- **Excerpt provided**:
Happy new year everyone! We just whooshed past our original deadline, which was the end of 2015, aaand I'm still doing R&D.
What transpired? Reducing my tetrahedral mesh to a triangle mesh in 2D still left me with an approach that felt icky to work with. I still didn't know how to do painlessly procedurally generate structures with triangles. What I could work with, however, were lumps of classical game objects as I used in the last 2D prototype (a small demo movie here), but I thought that would bring back the old object vs. terrain dichtonomy, and I always wanted a single system to do everything, as the world is also not split into living and dead things, but everything can fluidly transition from resting to animate and back. Splitting a game into world and objects was a performance hack that ended up with the creation of two systems that are incompatible to each other, and make transitions hard.

- **Records**:
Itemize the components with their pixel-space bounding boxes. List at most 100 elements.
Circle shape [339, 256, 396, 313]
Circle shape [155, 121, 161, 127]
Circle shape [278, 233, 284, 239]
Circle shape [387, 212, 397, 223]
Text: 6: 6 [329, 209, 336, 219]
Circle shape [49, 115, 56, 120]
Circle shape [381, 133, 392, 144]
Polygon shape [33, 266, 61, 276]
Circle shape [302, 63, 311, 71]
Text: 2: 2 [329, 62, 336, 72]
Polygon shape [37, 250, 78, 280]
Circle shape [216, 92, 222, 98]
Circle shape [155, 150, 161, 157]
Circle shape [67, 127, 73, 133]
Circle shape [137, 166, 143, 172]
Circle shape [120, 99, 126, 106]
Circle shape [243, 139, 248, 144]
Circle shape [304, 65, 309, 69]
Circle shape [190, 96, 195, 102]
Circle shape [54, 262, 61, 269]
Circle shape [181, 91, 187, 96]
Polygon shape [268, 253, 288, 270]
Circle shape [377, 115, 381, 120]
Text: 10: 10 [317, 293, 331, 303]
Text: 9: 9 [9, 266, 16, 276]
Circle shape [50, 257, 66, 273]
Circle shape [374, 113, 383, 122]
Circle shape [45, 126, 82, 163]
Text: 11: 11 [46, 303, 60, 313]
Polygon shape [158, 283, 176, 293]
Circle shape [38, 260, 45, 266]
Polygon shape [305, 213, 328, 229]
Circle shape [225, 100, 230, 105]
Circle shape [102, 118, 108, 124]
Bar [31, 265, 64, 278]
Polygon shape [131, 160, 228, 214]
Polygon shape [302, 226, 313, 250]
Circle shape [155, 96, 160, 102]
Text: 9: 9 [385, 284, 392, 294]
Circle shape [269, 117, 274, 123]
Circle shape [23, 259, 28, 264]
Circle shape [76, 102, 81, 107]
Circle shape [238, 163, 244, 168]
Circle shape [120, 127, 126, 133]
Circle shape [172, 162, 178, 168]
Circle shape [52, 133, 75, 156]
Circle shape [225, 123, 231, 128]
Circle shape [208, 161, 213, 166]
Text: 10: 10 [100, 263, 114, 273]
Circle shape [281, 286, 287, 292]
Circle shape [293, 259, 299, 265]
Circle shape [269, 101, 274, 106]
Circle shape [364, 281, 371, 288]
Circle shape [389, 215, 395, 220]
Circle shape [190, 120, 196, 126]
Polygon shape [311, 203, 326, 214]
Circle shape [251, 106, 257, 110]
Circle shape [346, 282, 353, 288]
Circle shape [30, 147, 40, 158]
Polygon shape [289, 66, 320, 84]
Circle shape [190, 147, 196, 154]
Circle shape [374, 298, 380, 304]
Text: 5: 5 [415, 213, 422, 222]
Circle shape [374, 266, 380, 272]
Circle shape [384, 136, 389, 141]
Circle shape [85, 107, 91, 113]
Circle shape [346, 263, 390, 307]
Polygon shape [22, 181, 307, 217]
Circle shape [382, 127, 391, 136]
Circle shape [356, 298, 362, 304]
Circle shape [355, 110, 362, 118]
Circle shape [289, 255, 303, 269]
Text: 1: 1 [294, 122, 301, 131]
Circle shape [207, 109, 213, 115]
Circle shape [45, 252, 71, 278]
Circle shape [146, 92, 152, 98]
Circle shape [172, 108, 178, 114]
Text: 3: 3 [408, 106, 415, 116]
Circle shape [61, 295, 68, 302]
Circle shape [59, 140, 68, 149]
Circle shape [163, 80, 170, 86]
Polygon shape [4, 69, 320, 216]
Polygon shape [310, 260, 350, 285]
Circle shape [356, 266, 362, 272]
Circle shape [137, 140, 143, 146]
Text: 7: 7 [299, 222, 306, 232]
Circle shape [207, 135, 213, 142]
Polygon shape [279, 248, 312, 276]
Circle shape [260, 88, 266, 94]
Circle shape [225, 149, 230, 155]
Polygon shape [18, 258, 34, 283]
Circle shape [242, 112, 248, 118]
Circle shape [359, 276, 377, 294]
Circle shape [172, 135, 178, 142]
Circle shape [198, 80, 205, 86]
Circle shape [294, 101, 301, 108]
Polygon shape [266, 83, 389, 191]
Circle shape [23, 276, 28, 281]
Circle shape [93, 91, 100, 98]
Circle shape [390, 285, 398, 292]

- **Aim of the task**: Carry on the new-year development update about replacing the tetrahedral mesh, starting right after its last sentence.

- **Exercise response**:
Then Media Molecule started demoing their Dreams project (just look at this awesome demo and how easy they can create complex topology with it). I had occasional talks with Alex Evans about the technology they were using, and we shared our R&D woes in the past years. A few years back I had dabbled with similar systems for NOWHERE. I had thought that their approach would not work for the huge continuous planetary landscapes that I was envisioning. But as my dream of tetmesh backed giant realtime transforming asteroids was collapsing under the weight of what computer consumer hardware can realistically do in 2015 (it's still a great idea - for the computers of 2030!), and admitting that I was unable to explain to myself how I would actually teach a program to generate and alter shapes this way, I took another look at Alex' SIGGRAPH slides and repondered on the intersections of our projects.
Then it dawned on me.
The first thought was that since composition of operations was trivial with Media Molecule's smooth CSG approach, it would also be trivial to write procedural generators for it: smooth-add and -subtract a bunch of boxes and ellipsoids, and evaluate the resulting shape as a point cloud. Then compose the whole world out of these objects. An asteroid for example would then be simply a huge blob made from many medium-sized rocks clumped together. Digging a tunnel would be removing rocks from the structure. It would have the added benefit of keeping surface irregularity; any dug tunnel would still look rocky. And because we have smooth CSG, we can blend structures and make them seem more continuous instead of mashing up discrete elements.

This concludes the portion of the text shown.